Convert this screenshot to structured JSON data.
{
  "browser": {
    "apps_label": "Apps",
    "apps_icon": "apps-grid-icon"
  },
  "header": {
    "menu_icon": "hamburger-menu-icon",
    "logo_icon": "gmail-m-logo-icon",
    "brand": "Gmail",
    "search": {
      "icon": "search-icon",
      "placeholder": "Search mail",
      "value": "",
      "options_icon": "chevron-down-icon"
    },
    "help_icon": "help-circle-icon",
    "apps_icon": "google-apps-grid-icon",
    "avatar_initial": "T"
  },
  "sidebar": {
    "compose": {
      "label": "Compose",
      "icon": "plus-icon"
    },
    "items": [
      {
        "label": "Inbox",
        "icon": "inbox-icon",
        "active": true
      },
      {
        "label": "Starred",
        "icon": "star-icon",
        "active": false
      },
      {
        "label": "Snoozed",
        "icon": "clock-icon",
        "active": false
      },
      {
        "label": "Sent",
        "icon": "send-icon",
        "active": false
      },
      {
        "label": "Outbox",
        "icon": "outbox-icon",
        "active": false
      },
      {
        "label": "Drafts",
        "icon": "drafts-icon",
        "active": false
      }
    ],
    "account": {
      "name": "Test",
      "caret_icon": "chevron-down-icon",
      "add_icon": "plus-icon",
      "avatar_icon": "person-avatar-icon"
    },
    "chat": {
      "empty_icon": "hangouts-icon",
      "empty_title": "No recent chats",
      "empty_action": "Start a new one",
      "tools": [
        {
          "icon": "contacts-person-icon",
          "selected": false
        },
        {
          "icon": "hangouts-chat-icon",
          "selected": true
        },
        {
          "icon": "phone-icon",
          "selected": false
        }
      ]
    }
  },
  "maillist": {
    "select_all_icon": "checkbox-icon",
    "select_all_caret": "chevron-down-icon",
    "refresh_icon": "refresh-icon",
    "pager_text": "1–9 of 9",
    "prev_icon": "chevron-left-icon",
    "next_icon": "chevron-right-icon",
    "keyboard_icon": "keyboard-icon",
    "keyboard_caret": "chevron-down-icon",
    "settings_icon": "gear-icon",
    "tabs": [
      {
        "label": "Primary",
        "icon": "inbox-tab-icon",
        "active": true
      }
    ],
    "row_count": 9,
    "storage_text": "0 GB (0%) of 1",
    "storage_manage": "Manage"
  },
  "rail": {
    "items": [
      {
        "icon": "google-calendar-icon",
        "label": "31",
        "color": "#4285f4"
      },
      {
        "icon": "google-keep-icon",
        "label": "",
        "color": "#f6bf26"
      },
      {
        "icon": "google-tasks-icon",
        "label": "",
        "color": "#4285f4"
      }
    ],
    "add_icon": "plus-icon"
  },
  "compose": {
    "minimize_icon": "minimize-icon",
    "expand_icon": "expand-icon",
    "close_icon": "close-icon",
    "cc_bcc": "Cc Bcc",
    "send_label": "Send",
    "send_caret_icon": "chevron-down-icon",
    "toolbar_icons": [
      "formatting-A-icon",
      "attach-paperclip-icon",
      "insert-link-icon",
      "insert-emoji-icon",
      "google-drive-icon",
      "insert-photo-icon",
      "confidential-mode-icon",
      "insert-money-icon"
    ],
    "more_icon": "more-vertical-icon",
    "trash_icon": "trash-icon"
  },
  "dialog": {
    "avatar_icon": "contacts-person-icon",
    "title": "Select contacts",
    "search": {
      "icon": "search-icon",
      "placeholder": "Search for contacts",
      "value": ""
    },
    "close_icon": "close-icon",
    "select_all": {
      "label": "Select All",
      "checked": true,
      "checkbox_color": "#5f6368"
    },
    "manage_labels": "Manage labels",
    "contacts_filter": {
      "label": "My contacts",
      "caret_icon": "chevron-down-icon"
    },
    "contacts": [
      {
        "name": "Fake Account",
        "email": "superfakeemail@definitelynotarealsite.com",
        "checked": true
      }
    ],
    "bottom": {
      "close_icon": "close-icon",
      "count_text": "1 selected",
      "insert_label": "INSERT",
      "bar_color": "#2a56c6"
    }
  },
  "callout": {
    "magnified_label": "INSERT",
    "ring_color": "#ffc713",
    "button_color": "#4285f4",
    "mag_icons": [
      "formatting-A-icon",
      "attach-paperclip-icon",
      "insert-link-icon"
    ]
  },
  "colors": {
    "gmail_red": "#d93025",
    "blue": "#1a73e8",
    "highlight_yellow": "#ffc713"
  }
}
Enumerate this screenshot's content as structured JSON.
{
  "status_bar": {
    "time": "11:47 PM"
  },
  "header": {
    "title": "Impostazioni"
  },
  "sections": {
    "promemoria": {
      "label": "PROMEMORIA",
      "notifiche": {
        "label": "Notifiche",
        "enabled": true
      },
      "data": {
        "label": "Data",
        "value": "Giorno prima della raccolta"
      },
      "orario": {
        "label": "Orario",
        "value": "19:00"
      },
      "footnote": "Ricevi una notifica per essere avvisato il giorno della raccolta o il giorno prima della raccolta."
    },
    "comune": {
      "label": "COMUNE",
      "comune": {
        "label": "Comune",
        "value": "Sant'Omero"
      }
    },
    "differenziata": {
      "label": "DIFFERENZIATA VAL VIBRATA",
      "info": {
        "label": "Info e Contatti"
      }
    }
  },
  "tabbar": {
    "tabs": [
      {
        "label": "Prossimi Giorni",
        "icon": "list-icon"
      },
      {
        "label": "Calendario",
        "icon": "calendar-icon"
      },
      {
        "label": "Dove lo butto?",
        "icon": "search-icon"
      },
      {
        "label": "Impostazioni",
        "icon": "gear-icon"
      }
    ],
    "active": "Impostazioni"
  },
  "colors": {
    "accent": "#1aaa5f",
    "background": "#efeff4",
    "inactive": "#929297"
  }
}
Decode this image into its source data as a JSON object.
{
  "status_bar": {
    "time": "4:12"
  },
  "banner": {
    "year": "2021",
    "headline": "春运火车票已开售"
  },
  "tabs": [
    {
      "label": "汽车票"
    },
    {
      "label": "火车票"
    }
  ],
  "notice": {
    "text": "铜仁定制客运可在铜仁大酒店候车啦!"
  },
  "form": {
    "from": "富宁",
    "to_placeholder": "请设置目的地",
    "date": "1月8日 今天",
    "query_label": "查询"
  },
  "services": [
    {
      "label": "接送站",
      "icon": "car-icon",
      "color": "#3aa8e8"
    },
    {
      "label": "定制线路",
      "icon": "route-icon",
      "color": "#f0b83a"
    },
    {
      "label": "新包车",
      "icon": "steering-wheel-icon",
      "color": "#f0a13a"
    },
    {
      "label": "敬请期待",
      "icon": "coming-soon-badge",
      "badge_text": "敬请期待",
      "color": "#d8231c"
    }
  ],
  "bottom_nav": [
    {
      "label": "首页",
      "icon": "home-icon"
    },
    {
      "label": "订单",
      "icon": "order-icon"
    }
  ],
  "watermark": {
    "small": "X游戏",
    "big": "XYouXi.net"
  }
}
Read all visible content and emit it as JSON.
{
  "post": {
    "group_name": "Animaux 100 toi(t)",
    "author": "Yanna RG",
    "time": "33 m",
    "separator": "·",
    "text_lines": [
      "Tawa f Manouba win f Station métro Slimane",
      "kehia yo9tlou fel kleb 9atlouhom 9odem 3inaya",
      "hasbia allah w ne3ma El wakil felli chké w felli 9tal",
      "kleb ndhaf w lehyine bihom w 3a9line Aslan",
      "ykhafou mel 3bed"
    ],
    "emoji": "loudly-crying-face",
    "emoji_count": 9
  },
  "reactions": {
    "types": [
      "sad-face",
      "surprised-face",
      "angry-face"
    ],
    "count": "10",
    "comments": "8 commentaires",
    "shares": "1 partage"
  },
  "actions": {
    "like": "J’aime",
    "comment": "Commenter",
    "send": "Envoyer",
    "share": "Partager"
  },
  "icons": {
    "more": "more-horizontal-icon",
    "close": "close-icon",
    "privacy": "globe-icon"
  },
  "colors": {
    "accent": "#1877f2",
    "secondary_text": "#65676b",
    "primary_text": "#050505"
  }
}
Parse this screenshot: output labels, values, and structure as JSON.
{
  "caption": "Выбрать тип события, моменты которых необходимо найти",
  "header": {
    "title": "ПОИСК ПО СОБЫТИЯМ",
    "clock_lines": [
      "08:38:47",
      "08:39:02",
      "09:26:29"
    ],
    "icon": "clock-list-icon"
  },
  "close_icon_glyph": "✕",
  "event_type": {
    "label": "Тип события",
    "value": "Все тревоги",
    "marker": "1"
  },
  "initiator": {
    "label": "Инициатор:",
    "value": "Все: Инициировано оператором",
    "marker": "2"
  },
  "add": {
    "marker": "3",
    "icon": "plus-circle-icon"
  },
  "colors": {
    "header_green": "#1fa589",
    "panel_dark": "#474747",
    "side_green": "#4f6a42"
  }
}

PROBLEM TO WORK ON:
Read through the data and copy every line where "plus" shows up.

FINISHED ANSWER:
      "icon": "plus-icon"
      "add_icon": "plus-icon",
    "add_icon": "plus-icon"
    "icon": "plus-circle-icon"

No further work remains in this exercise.